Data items
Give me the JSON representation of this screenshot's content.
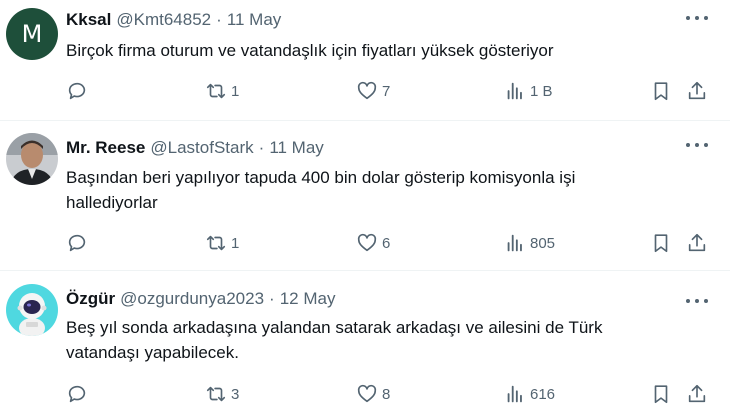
{
  "tweets": [
    {
      "avatar_letter": "M",
      "name": "Kksal",
      "handle": "@Kmt64852",
      "sep": "·",
      "date": "11 May",
      "lines": [
        "Birçok firma oturum ve vatandaşlık için fiyatları yüksek gösteriyor"
      ],
      "retweets": "1",
      "likes": "7",
      "views": "1 B"
    },
    {
      "name": "Mr. Reese",
      "handle": "@LastofStark",
      "sep": "·",
      "date": "11 May",
      "lines": [
        "Başından beri yapılıyor tapuda 400 bin dolar gösterip komisyonla işi",
        "hallediyorlar"
      ],
      "retweets": "1",
      "likes": "6",
      "views": "805"
    },
    {
      "name": "Özgür",
      "handle": "@ozgurdunya2023",
      "sep": "·",
      "date": "12 May",
      "lines": [
        "Beş yıl sonda arkadaşına yalandan satarak arkadaşı ve ailesini de Türk",
        "vatandaşı yapabilecek."
      ],
      "retweets": "3",
      "likes": "8",
      "views": "616"
    }
  ],
  "icons": {
    "reply": "reply-icon",
    "retweet": "retweet-icon",
    "like": "heart-icon",
    "views": "views-icon",
    "bookmark": "bookmark-icon",
    "share": "share-icon",
    "more": "more-icon"
  },
  "colors": {
    "text": "#0f1419",
    "secondary": "#536471",
    "divider": "#eff3f4"
  }
}
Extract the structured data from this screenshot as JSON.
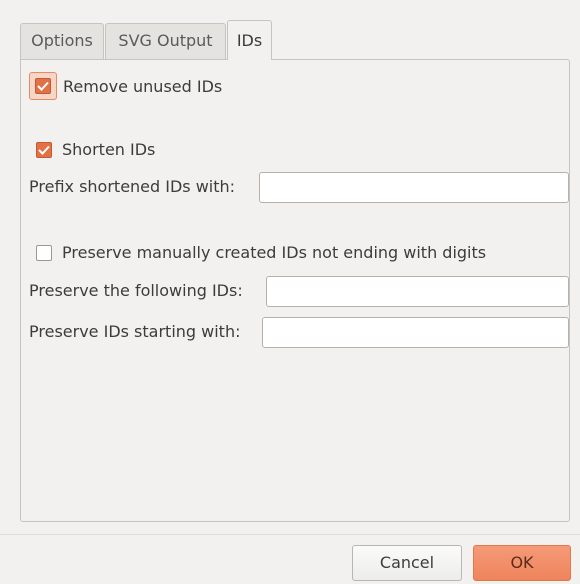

#### [The request]
All of the material above is to be copied exactly, except for its images.

#### [Output of the task]
Give me the JSON representation of this screenshot's content.
{
  "tweets": [
    {
      "avatar_letter": "M",
      "name": "Kksal",
      "handle": "@Kmt64852",
      "sep": "·",
      "date": "11 May",
      "lines": [
        "Birçok firma oturum ve vatandaşlık için fiyatları yüksek gösteriyor"
      ],
      "retweets": "1",
      "likes": "7",
      "views": "1 B"
    },
    {
      "name": "Mr. Reese",
      "handle": "@LastofStark",
      "sep": "·",
      "date": "11 May",
      "lines": [
        "Başından beri yapılıyor tapuda 400 bin dolar gösterip komisyonla işi",
        "hallediyorlar"
      ],
      "retweets": "1",
      "likes": "6",
      "views": "805"
    },
    {
      "name": "Özgür",
      "handle": "@ozgurdunya2023",
      "sep": "·",
      "date": "12 May",
      "lines": [
        "Beş yıl sonda arkadaşına yalandan satarak arkadaşı ve ailesini de Türk",
        "vatandaşı yapabilecek."
      ],
      "retweets": "3",
      "likes": "8",
      "views": "616"
    }
  ],
  "icons": {
    "reply": "reply-icon",
    "retweet": "retweet-icon",
    "like": "heart-icon",
    "views": "views-icon",
    "bookmark": "bookmark-icon",
    "share": "share-icon",
    "more": "more-icon"
  },
  "colors": {
    "text": "#0f1419",
    "secondary": "#536471",
    "divider": "#eff3f4"
  }
}
Extract the structured data from this screenshot as JSON.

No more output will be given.